WHAT YOU SHOULD DO:
Drop the pictures from the entries below, then reproduce the rest exactly.

INFORMATION SHOWN:
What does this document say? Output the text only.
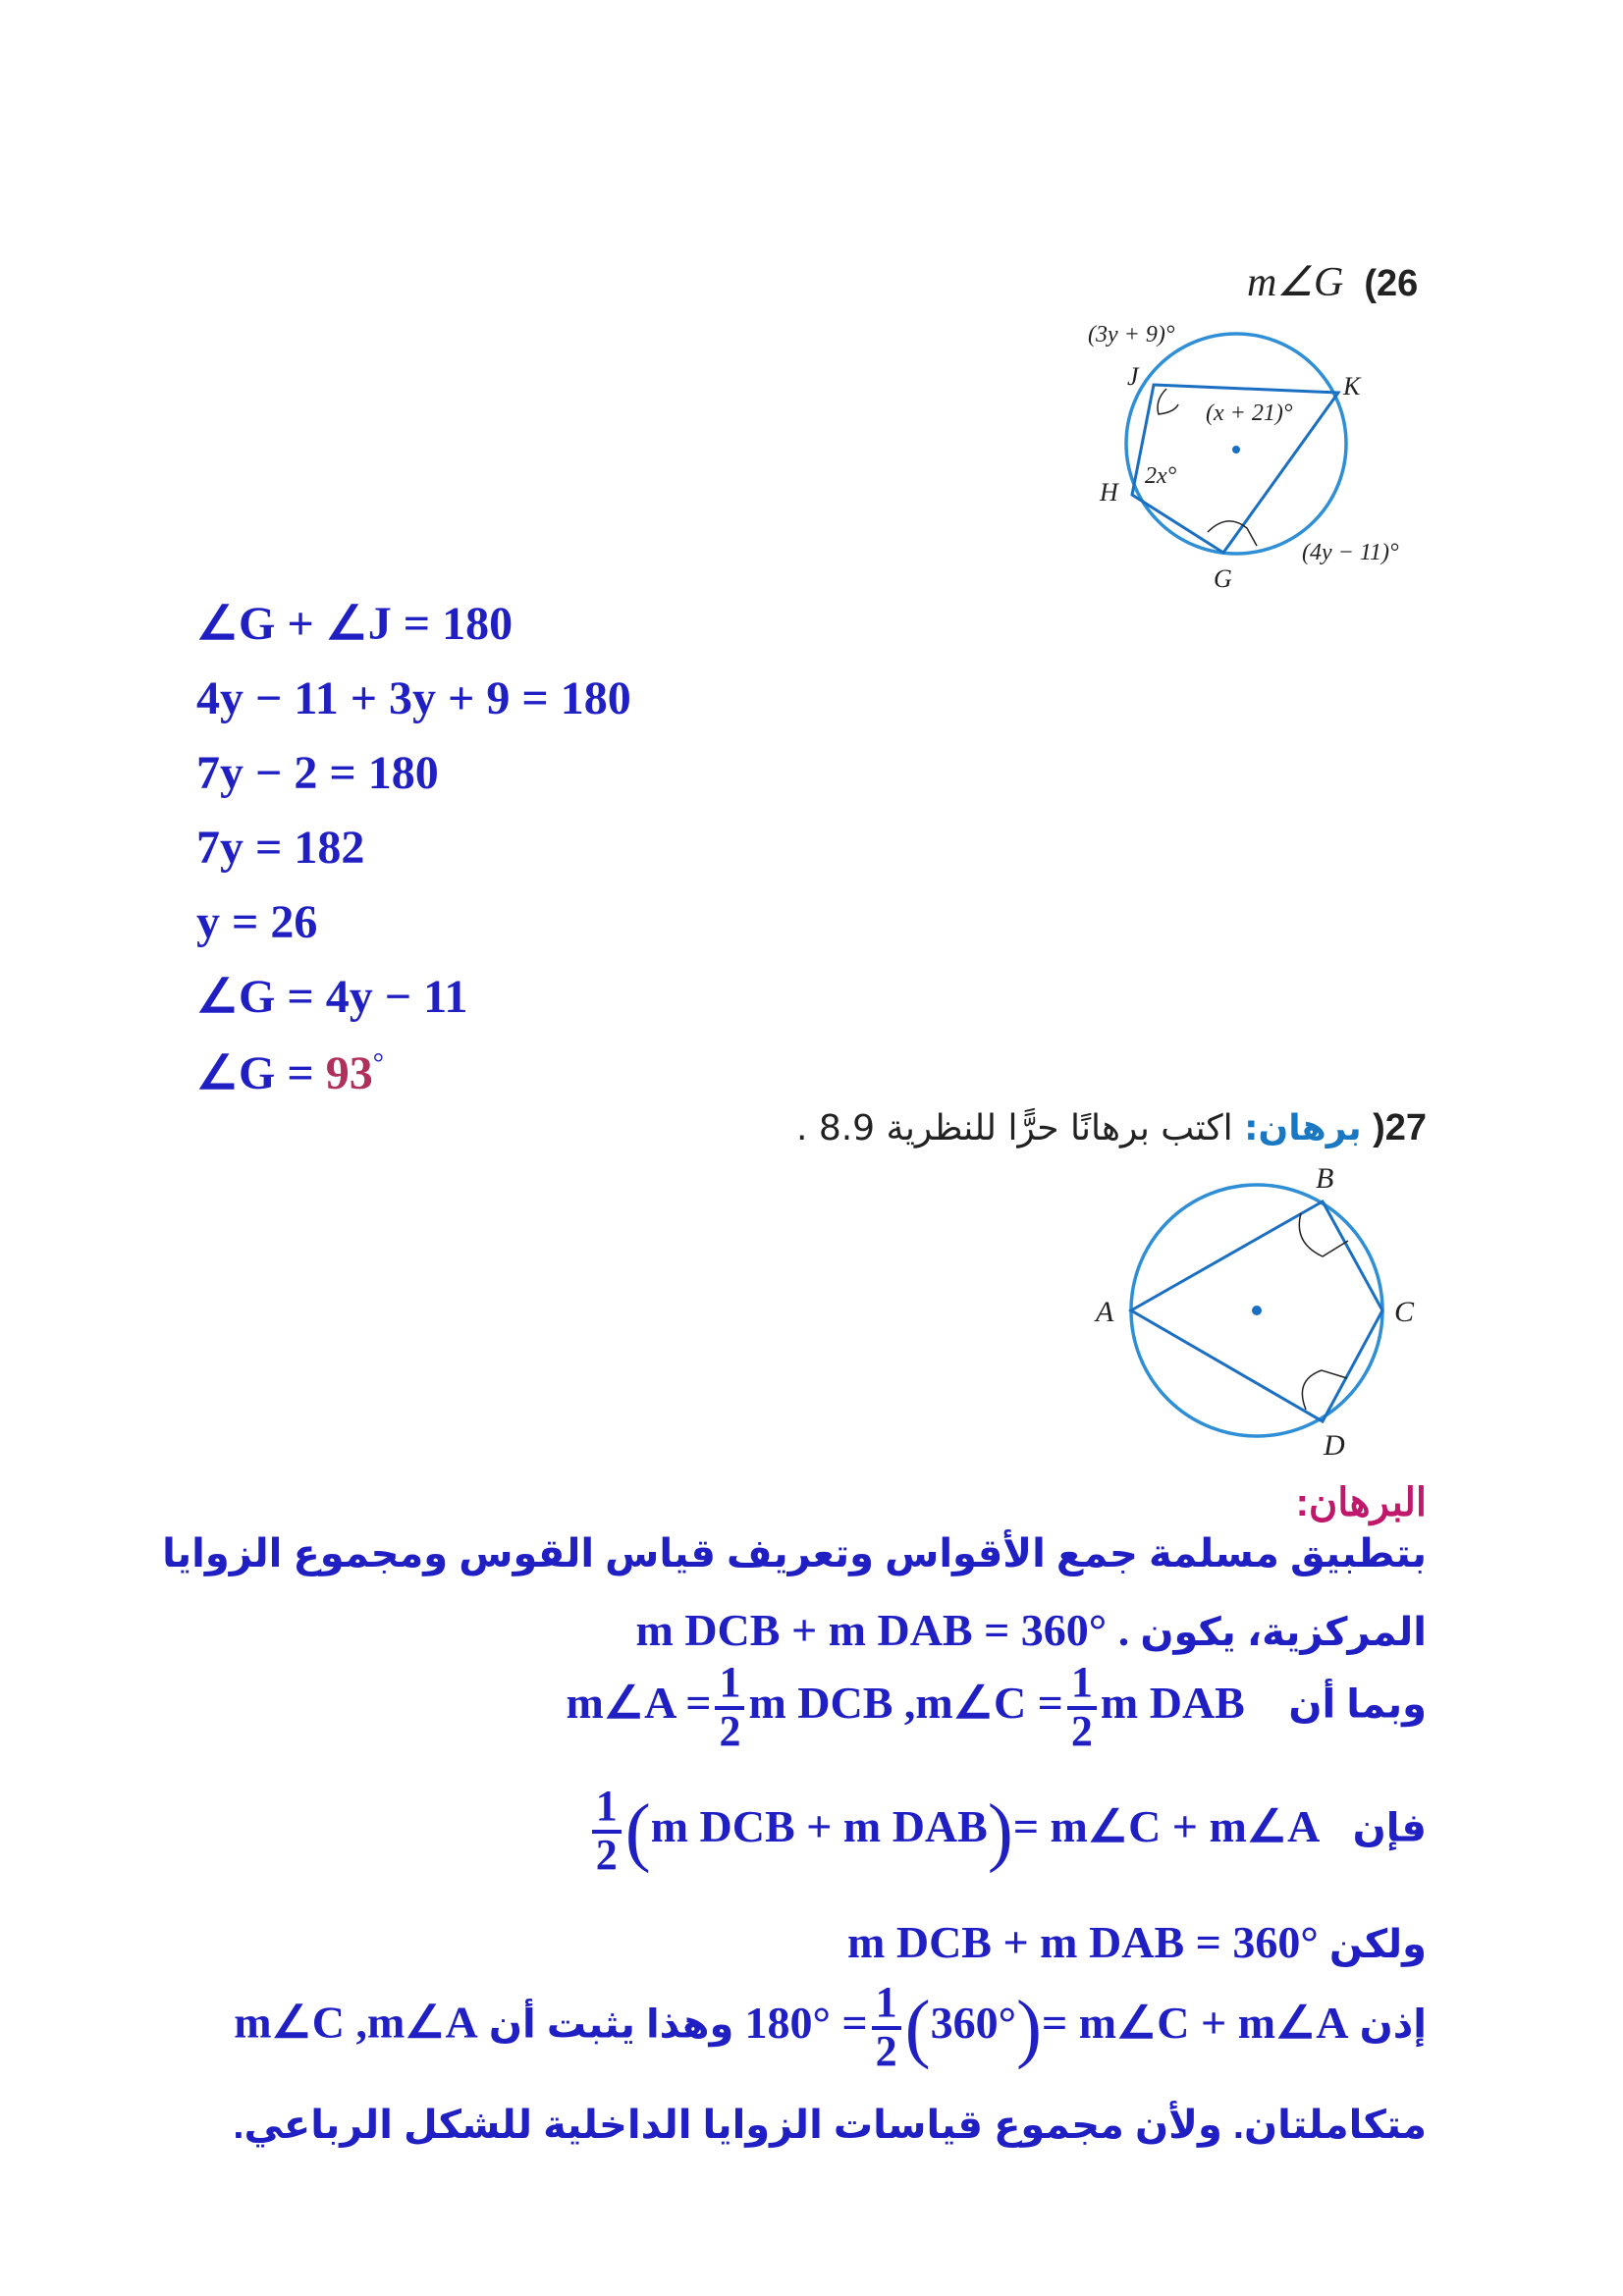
m∠G (26
(3y + 9)°
J	K
(x + 21)°
2x°
H
(4y − 11)°
G
∠G + ∠J = 180
4y − 11 + 3y + 9 = 180
7y − 2 = 180
7y = 182
y = 26
∠G = 4y − 11
∠G = 93°
27( برهان: اكتب برهانًا حرًّا للنظرية 8.9 .
B
A	C
D
البرهان:
بتطبيق مسلمة جمع الأقواس وتعريف قياس القوس ومجموع الزوايا
المركزية، يكون m DCB + m DAB = 360° .
وبما أن    m∠A = $\frac{1}{2}$ m DCB ,m∠C = $\frac{1}{2}$ m DAB
فإن
$\frac{1}{2} (m$ DCB + m DAB)= m∠C + m∠A
ولكن m DCB + m DAB = 360°
إذن $180^\circ = \frac{1}{2} (360^\circ)=$ m∠C + m∠A وهذا يثبت أن m∠C ,m∠A
متكاملتان. ولأن مجموع قياسات الزوايا الداخلية للشكل الرباعي.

SOLUTION:
What does this document say? Output the text only.
m∠G (26
(3y + 9)°
J	K
(x + 21)°
2x°
H
(4y − 11)°
G
∠G + ∠J = 180
4y − 11 + 3y + 9 = 180
7y − 2 = 180
7y = 182
y = 26
∠G = 4y − 11
∠G = 93°
27( برهان: اكتب برهانًا حرًّا للنظرية 8.9 .
B
A	C
D
البرهان:
بتطبيق مسلمة جمع الأقواس وتعريف قياس القوس ومجموع الزوايا
المركزية، يكون m DCB + m DAB = 360° .
وبما أن    m∠A = $\frac{1}{2}$ m DCB ,m∠C = $\frac{1}{2}$ m DAB
فإن
$\frac{1}{2} (m$ DCB + m DAB)= m∠C + m∠A
ولكن m DCB + m DAB = 360°
إذن $180^\circ = \frac{1}{2} (360^\circ)=$ m∠C + m∠A وهذا يثبت أن m∠C ,m∠A
متكاملتان. ولأن مجموع قياسات الزوايا الداخلية للشكل الرباعي.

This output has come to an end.